§ Instructions to follow
Do any lines in the data below contain "moving"? If so, copy every one of them.

§ Material to process
——————————

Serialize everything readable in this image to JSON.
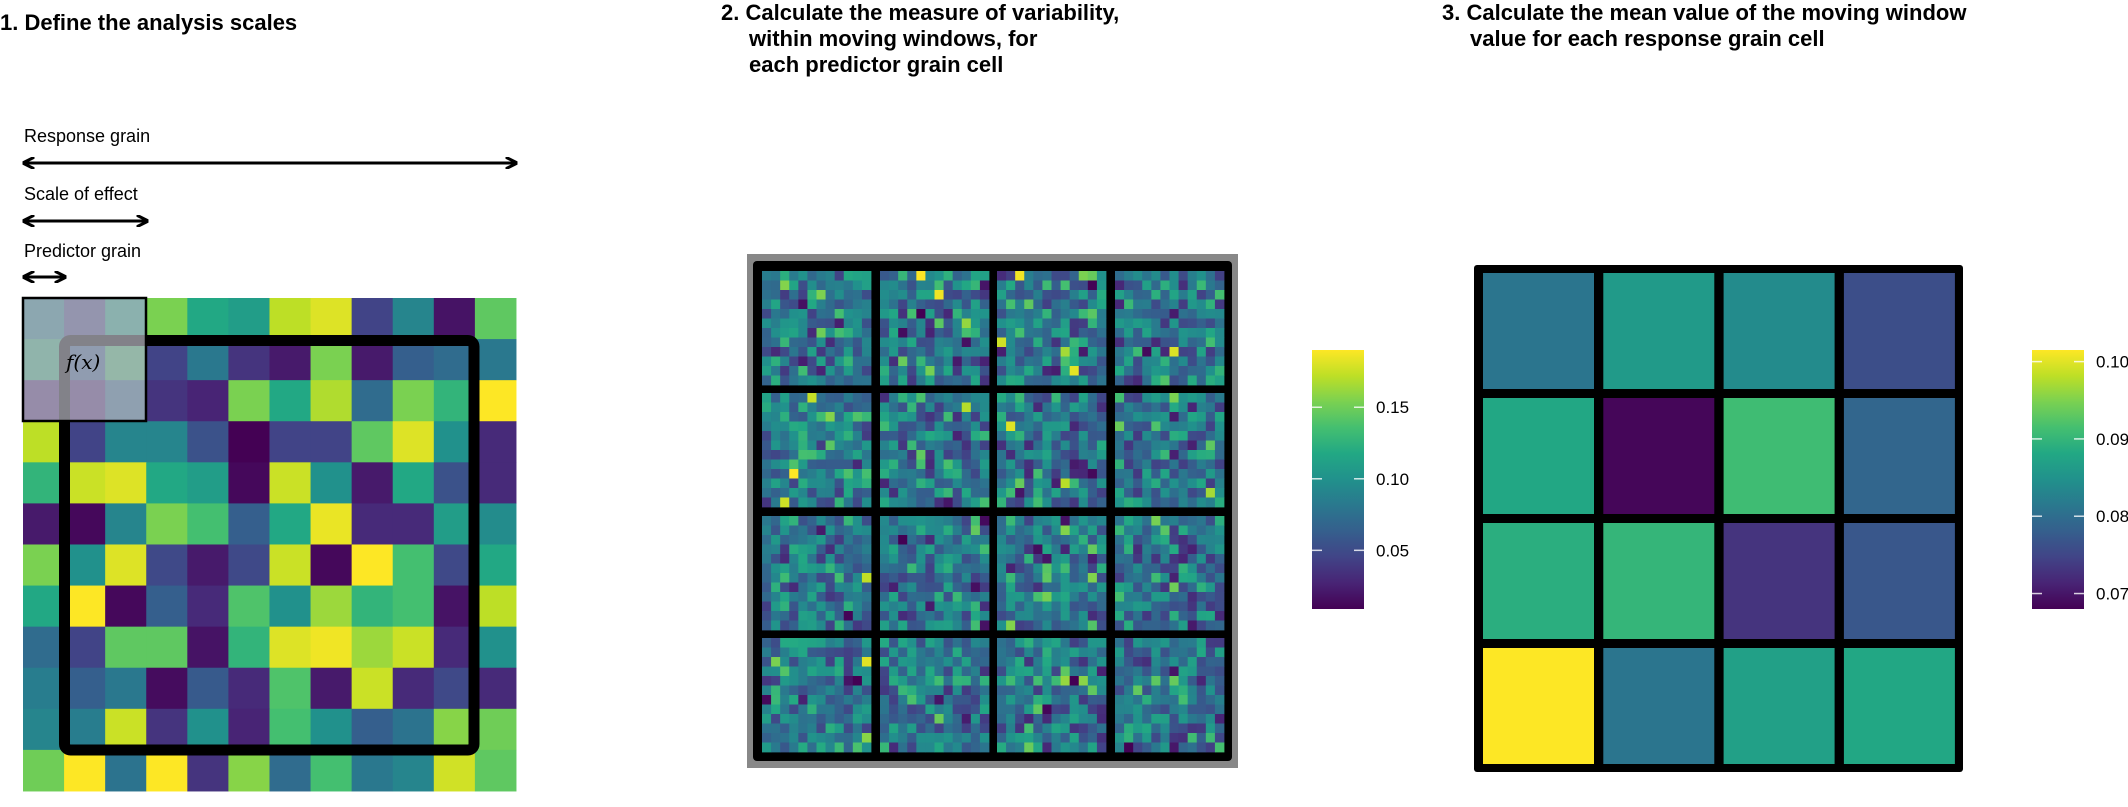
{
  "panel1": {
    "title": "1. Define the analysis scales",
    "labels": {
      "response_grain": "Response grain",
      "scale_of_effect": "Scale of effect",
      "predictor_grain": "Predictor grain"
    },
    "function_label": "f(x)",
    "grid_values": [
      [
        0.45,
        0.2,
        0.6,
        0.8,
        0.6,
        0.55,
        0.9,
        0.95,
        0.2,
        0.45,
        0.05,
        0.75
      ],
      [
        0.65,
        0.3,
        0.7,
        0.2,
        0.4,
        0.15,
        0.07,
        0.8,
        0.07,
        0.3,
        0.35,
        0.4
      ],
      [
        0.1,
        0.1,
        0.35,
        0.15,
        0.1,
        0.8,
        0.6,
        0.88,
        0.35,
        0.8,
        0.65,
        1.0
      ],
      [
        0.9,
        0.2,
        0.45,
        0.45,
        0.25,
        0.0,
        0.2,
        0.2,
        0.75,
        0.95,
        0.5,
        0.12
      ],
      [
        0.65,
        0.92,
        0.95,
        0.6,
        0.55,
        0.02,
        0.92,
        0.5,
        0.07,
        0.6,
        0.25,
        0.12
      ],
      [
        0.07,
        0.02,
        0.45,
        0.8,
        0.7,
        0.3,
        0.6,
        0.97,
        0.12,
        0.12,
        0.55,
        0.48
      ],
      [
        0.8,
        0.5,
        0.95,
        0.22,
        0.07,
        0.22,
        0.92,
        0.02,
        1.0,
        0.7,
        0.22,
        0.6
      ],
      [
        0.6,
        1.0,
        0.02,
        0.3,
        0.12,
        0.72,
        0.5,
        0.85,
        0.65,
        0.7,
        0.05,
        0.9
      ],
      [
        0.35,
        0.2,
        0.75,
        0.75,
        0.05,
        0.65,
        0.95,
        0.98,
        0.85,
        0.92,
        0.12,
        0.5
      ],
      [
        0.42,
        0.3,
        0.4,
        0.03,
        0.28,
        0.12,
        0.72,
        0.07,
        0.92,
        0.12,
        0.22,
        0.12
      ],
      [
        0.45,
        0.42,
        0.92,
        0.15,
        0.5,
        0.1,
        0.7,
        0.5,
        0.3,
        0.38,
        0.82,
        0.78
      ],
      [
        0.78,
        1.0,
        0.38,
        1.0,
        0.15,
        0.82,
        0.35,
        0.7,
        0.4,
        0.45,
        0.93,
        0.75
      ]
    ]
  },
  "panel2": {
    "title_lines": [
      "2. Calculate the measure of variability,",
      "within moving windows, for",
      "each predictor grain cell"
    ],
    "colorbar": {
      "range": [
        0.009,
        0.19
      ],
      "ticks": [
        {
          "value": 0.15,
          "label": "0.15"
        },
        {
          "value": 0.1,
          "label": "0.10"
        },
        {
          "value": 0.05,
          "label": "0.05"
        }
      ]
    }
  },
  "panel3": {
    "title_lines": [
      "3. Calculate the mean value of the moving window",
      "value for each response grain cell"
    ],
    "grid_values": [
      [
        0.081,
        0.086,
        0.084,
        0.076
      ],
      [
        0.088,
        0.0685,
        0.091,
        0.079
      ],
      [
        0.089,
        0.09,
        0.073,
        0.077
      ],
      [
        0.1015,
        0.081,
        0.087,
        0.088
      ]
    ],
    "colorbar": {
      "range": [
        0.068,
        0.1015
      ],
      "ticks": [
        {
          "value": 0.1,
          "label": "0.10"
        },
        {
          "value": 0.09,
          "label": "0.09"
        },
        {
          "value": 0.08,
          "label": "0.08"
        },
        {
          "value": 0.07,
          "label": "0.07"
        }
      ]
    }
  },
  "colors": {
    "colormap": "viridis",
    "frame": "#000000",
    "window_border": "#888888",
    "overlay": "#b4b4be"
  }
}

——————————

§ Task solution
      "within moving windows, for",
      "3. Calculate the mean value of the moving window",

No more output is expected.